### Goal
Copy out lines with the word "menedżerów" from the material that follows.

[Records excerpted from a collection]
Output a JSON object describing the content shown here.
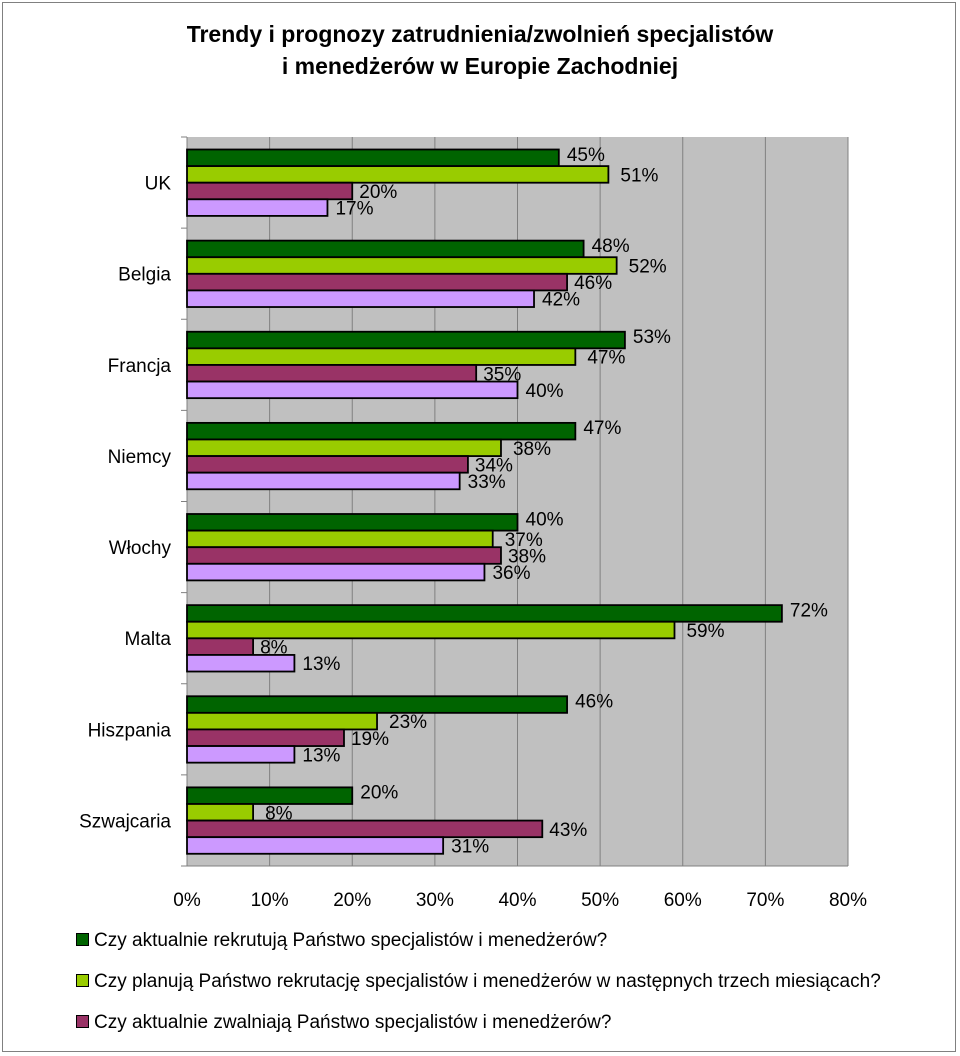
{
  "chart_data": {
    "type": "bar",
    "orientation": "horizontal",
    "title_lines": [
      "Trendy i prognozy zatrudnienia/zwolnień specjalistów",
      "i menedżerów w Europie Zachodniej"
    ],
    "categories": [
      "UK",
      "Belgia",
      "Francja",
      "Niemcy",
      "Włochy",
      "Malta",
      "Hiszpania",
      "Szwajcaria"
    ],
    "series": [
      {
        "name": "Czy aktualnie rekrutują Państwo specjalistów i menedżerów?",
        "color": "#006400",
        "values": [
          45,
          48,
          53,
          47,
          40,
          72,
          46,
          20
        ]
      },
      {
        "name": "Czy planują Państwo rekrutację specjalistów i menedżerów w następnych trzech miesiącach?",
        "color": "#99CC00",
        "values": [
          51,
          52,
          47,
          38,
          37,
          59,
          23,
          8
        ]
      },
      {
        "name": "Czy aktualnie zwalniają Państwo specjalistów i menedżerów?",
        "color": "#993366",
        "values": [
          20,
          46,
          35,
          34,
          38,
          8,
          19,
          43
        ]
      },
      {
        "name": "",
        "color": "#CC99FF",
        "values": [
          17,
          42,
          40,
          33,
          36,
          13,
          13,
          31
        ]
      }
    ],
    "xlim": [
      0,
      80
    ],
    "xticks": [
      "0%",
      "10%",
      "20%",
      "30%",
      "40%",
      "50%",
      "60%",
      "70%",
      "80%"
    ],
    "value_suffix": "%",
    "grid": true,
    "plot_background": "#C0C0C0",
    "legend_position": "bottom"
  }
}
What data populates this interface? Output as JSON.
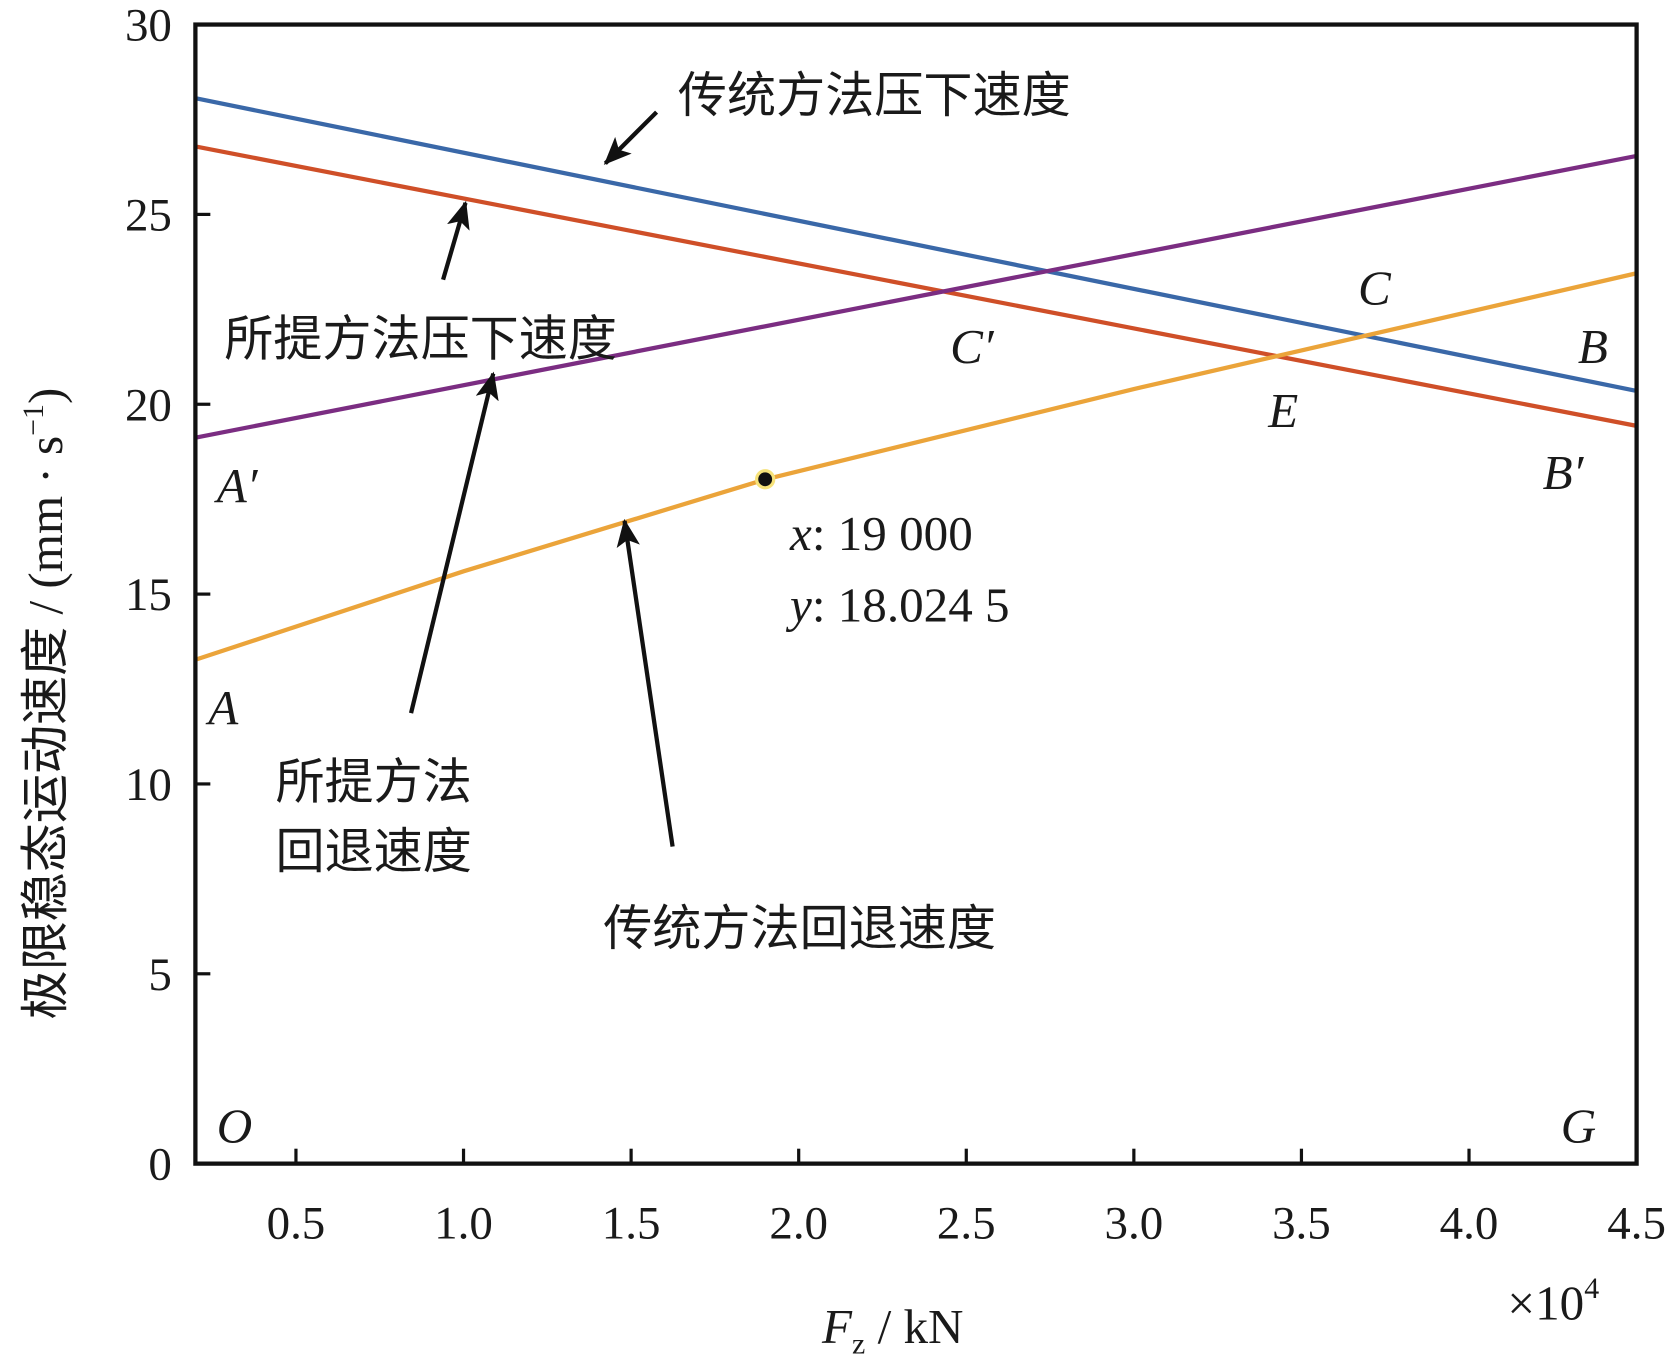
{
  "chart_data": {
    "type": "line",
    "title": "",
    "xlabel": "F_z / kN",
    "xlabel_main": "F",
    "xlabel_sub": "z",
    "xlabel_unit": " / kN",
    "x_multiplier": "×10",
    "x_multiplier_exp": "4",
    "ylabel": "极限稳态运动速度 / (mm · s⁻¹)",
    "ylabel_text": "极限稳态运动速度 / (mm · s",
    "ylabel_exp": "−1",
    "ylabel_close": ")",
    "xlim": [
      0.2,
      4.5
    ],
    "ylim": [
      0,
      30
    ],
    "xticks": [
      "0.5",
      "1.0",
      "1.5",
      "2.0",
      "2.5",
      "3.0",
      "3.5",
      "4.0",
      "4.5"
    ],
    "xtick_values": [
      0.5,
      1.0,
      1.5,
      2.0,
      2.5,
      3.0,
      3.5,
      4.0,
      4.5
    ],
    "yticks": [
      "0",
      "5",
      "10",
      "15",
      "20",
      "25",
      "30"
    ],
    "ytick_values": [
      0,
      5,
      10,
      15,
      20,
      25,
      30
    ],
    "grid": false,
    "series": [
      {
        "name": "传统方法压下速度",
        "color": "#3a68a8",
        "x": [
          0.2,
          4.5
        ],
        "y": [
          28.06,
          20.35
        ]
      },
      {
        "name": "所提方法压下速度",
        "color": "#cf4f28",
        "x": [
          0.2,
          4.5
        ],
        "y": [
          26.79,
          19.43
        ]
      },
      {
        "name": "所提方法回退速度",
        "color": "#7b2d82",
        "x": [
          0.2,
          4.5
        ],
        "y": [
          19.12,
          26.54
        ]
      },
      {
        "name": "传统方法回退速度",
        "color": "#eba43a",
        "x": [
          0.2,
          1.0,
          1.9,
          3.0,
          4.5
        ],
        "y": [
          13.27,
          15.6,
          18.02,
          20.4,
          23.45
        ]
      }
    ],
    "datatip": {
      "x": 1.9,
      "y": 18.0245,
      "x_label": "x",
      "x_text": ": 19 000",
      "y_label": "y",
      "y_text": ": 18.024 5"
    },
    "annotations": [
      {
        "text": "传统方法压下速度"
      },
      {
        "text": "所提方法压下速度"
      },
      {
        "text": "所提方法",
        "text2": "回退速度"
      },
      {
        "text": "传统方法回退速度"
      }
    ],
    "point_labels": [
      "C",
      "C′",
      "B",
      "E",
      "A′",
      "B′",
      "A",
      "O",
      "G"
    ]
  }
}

### Expected output
      "i menedżerów w Europie Zachodniej"
        "name": "Czy aktualnie rekrutują Państwo specjalistów i menedżerów?",
        "name": "Czy planują Państwo rekrutację specjalistów i menedżerów w następnych trzech miesiącach?",
        "name": "Czy aktualnie zwalniają Państwo specjalistów i menedżerów?",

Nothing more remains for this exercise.